──────── Input rows ────────

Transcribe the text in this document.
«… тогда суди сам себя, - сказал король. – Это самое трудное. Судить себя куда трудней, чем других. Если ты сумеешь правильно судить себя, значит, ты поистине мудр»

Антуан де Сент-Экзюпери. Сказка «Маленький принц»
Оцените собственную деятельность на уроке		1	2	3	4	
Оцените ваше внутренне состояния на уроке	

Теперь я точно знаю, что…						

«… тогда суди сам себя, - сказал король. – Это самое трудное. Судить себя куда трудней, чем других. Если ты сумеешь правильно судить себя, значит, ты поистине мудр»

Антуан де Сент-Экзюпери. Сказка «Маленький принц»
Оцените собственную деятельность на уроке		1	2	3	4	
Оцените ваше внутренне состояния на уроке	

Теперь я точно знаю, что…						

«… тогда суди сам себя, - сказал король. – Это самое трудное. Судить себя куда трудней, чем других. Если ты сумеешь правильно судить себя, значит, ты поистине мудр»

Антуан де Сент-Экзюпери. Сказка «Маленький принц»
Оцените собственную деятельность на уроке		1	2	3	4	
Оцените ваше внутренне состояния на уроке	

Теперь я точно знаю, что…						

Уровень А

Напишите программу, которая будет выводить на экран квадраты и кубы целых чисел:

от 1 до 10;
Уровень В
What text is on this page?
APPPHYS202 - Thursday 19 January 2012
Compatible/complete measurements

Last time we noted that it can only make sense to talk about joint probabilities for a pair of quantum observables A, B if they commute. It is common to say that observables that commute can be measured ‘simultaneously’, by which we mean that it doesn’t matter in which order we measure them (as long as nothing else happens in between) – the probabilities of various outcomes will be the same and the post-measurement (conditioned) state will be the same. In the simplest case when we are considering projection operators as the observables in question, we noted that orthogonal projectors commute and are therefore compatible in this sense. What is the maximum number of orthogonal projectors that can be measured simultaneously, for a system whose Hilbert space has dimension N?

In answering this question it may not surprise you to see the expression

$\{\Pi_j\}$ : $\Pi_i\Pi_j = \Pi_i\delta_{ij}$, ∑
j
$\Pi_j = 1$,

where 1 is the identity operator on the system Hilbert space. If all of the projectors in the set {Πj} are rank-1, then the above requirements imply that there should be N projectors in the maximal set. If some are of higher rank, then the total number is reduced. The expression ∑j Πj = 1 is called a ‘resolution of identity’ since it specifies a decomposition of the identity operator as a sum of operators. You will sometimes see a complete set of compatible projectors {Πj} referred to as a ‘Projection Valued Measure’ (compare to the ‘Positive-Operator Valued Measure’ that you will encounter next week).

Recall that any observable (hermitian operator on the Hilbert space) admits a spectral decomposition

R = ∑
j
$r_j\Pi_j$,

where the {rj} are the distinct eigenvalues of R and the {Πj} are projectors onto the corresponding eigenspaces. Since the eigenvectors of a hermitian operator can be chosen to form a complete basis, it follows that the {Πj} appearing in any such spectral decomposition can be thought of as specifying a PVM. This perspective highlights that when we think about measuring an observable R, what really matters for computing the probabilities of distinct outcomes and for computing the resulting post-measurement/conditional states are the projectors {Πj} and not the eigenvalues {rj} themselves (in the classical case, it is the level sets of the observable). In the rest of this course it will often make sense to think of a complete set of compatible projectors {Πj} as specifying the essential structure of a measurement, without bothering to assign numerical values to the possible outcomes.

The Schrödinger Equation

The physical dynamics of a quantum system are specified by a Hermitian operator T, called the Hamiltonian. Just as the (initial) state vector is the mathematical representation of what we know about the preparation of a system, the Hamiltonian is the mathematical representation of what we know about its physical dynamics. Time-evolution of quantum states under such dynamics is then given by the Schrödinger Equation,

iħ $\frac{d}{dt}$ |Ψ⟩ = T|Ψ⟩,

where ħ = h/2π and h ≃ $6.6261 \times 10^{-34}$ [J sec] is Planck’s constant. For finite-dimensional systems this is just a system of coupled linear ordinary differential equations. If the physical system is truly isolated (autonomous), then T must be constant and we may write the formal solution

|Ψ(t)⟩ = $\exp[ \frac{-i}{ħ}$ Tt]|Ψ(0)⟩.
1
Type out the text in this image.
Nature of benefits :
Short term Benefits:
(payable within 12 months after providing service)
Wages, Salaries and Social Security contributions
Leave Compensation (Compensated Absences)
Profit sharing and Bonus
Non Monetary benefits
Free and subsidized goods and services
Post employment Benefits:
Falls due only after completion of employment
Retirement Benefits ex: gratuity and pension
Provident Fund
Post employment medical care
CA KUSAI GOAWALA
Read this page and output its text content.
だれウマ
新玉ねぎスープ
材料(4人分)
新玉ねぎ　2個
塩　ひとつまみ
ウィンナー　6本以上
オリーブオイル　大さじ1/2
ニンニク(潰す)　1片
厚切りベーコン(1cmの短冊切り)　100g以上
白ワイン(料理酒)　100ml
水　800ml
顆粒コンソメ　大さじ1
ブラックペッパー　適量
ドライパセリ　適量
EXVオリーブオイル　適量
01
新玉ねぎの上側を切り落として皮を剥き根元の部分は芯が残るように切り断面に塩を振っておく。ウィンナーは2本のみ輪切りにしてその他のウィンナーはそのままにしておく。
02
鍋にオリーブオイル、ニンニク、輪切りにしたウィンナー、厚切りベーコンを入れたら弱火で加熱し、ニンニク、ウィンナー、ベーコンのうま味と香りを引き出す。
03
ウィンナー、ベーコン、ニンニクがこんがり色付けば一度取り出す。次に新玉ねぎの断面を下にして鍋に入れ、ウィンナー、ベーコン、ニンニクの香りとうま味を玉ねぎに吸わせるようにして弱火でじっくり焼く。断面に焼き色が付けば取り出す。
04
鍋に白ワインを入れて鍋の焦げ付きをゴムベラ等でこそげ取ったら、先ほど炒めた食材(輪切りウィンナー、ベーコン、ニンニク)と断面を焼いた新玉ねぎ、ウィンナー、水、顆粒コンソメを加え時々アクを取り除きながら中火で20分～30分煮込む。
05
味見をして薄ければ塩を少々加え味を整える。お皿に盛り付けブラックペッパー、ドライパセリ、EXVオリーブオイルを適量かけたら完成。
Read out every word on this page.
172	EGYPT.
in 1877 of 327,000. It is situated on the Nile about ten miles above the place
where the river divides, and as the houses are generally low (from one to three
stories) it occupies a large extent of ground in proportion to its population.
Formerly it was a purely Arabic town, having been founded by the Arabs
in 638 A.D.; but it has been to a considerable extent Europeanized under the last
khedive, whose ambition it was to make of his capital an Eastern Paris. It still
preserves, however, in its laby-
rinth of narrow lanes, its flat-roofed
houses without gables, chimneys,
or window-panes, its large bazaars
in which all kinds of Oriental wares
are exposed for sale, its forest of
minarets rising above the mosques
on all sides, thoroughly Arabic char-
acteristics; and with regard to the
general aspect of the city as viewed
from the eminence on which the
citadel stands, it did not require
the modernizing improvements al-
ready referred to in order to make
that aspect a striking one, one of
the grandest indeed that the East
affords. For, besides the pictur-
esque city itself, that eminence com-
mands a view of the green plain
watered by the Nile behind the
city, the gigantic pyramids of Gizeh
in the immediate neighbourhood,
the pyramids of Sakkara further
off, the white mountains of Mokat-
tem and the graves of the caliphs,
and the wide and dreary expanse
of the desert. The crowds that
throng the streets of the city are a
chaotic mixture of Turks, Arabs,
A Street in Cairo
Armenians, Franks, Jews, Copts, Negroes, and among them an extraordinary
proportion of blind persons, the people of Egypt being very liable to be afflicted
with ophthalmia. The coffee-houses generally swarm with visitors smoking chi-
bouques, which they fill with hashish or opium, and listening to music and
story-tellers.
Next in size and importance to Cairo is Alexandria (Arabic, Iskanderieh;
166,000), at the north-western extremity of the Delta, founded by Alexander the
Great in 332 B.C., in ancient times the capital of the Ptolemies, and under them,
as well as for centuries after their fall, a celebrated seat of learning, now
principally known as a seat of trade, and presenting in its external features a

────────

| Exercise description |
All of the entries need to be reproduced exactly; please write them out.

| Exercise solution |
Transcribe the text in this document.
«… тогда суди сам себя, - сказал король. – Это самое трудное. Судить себя куда трудней, чем других. Если ты сумеешь правильно судить себя, значит, ты поистине мудр»

Антуан де Сент-Экзюпери. Сказка «Маленький принц»
Оцените собственную деятельность на уроке		1	2	3	4	
Оцените ваше внутренне состояния на уроке	

Теперь я точно знаю, что…						

«… тогда суди сам себя, - сказал король. – Это самое трудное. Судить себя куда трудней, чем других. Если ты сумеешь правильно судить себя, значит, ты поистине мудр»

Антуан де Сент-Экзюпери. Сказка «Маленький принц»
Оцените собственную деятельность на уроке		1	2	3	4	
Оцените ваше внутренне состояния на уроке	

Теперь я точно знаю, что…						

«… тогда суди сам себя, - сказал король. – Это самое трудное. Судить себя куда трудней, чем других. Если ты сумеешь правильно судить себя, значит, ты поистине мудр»

Антуан де Сент-Экзюпери. Сказка «Маленький принц»
Оцените собственную деятельность на уроке		1	2	3	4	
Оцените ваше внутренне состояния на уроке	

Теперь я точно знаю, что…						

Уровень А

Напишите программу, которая будет выводить на экран квадраты и кубы целых чисел:

от 1 до 10;
Уровень В
What text is on this page?
APPPHYS202 - Thursday 19 January 2012
Compatible/complete measurements

Last time we noted that it can only make sense to talk about joint probabilities for a pair of quantum observables A, B if they commute. It is common to say that observables that commute can be measured ‘simultaneously’, by which we mean that it doesn’t matter in which order we measure them (as long as nothing else happens in between) – the probabilities of various outcomes will be the same and the post-measurement (conditioned) state will be the same. In the simplest case when we are considering projection operators as the observables in question, we noted that orthogonal projectors commute and are therefore compatible in this sense. What is the maximum number of orthogonal projectors that can be measured simultaneously, for a system whose Hilbert space has dimension N?

In answering this question it may not surprise you to see the expression

$\{\Pi_j\}$ : $\Pi_i\Pi_j = \Pi_i\delta_{ij}$, ∑
j
$\Pi_j = 1$,

where 1 is the identity operator on the system Hilbert space. If all of the projectors in the set {Πj} are rank-1, then the above requirements imply that there should be N projectors in the maximal set. If some are of higher rank, then the total number is reduced. The expression ∑j Πj = 1 is called a ‘resolution of identity’ since it specifies a decomposition of the identity operator as a sum of operators. You will sometimes see a complete set of compatible projectors {Πj} referred to as a ‘Projection Valued Measure’ (compare to the ‘Positive-Operator Valued Measure’ that you will encounter next week).

Recall that any observable (hermitian operator on the Hilbert space) admits a spectral decomposition

R = ∑
j
$r_j\Pi_j$,

where the {rj} are the distinct eigenvalues of R and the {Πj} are projectors onto the corresponding eigenspaces. Since the eigenvectors of a hermitian operator can be chosen to form a complete basis, it follows that the {Πj} appearing in any such spectral decomposition can be thought of as specifying a PVM. This perspective highlights that when we think about measuring an observable R, what really matters for computing the probabilities of distinct outcomes and for computing the resulting post-measurement/conditional states are the projectors {Πj} and not the eigenvalues {rj} themselves (in the classical case, it is the level sets of the observable). In the rest of this course it will often make sense to think of a complete set of compatible projectors {Πj} as specifying the essential structure of a measurement, without bothering to assign numerical values to the possible outcomes.

The Schrödinger Equation

The physical dynamics of a quantum system are specified by a Hermitian operator T, called the Hamiltonian. Just as the (initial) state vector is the mathematical representation of what we know about the preparation of a system, the Hamiltonian is the mathematical representation of what we know about its physical dynamics. Time-evolution of quantum states under such dynamics is then given by the Schrödinger Equation,

iħ $\frac{d}{dt}$ |Ψ⟩ = T|Ψ⟩,

where ħ = h/2π and h ≃ $6.6261 \times 10^{-34}$ [J sec] is Planck’s constant. For finite-dimensional systems this is just a system of coupled linear ordinary differential equations. If the physical system is truly isolated (autonomous), then T must be constant and we may write the formal solution

|Ψ(t)⟩ = $\exp[ \frac{-i}{ħ}$ Tt]|Ψ(0)⟩.
1
Type out the text in this image.
Nature of benefits :
Short term Benefits:
(payable within 12 months after providing service)
Wages, Salaries and Social Security contributions
Leave Compensation (Compensated Absences)
Profit sharing and Bonus
Non Monetary benefits
Free and subsidized goods and services
Post employment Benefits:
Falls due only after completion of employment
Retirement Benefits ex: gratuity and pension
Provident Fund
Post employment medical care
CA KUSAI GOAWALA
Read this page and output its text content.
だれウマ
新玉ねぎスープ
材料(4人分)
新玉ねぎ　2個
塩　ひとつまみ
ウィンナー　6本以上
オリーブオイル　大さじ1/2
ニンニク(潰す)　1片
厚切りベーコン(1cmの短冊切り)　100g以上
白ワイン(料理酒)　100ml
水　800ml
顆粒コンソメ　大さじ1
ブラックペッパー　適量
ドライパセリ　適量
EXVオリーブオイル　適量
01
新玉ねぎの上側を切り落として皮を剥き根元の部分は芯が残るように切り断面に塩を振っておく。ウィンナーは2本のみ輪切りにしてその他のウィンナーはそのままにしておく。
02
鍋にオリーブオイル、ニンニク、輪切りにしたウィンナー、厚切りベーコンを入れたら弱火で加熱し、ニンニク、ウィンナー、ベーコンのうま味と香りを引き出す。
03
ウィンナー、ベーコン、ニンニクがこんがり色付けば一度取り出す。次に新玉ねぎの断面を下にして鍋に入れ、ウィンナー、ベーコン、ニンニクの香りとうま味を玉ねぎに吸わせるようにして弱火でじっくり焼く。断面に焼き色が付けば取り出す。
04
鍋に白ワインを入れて鍋の焦げ付きをゴムベラ等でこそげ取ったら、先ほど炒めた食材(輪切りウィンナー、ベーコン、ニンニク)と断面を焼いた新玉ねぎ、ウィンナー、水、顆粒コンソメを加え時々アクを取り除きながら中火で20分～30分煮込む。
05
味見をして薄ければ塩を少々加え味を整える。お皿に盛り付けブラックペッパー、ドライパセリ、EXVオリーブオイルを適量かけたら完成。
Read out every word on this page.
172	EGYPT.
in 1877 of 327,000. It is situated on the Nile about ten miles above the place
where the river divides, and as the houses are generally low (from one to three
stories) it occupies a large extent of ground in proportion to its population.
Formerly it was a purely Arabic town, having been founded by the Arabs
in 638 A.D.; but it has been to a considerable extent Europeanized under the last
khedive, whose ambition it was to make of his capital an Eastern Paris. It still
preserves, however, in its laby-
rinth of narrow lanes, its flat-roofed
houses without gables, chimneys,
or window-panes, its large bazaars
in which all kinds of Oriental wares
are exposed for sale, its forest of
minarets rising above the mosques
on all sides, thoroughly Arabic char-
acteristics; and with regard to the
general aspect of the city as viewed
from the eminence on which the
citadel stands, it did not require
the modernizing improvements al-
ready referred to in order to make
that aspect a striking one, one of
the grandest indeed that the East
affords. For, besides the pictur-
esque city itself, that eminence com-
mands a view of the green plain
watered by the Nile behind the
city, the gigantic pyramids of Gizeh
in the immediate neighbourhood,
the pyramids of Sakkara further
off, the white mountains of Mokat-
tem and the graves of the caliphs,
and the wide and dreary expanse
of the desert. The crowds that
throng the streets of the city are a
chaotic mixture of Turks, Arabs,
A Street in Cairo
Armenians, Franks, Jews, Copts, Negroes, and among them an extraordinary
proportion of blind persons, the people of Egypt being very liable to be afflicted
with ophthalmia. The coffee-houses generally swarm with visitors smoking chi-
bouques, which they fill with hashish or opium, and listening to music and
story-tellers.
Next in size and importance to Cairo is Alexandria (Arabic, Iskanderieh;
166,000), at the north-western extremity of the Delta, founded by Alexander the
Great in 332 B.C., in ancient times the capital of the Ptolemies, and under them,
as well as for centuries after their fall, a celebrated seat of learning, now
principally known as a seat of trade, and presenting in its external features a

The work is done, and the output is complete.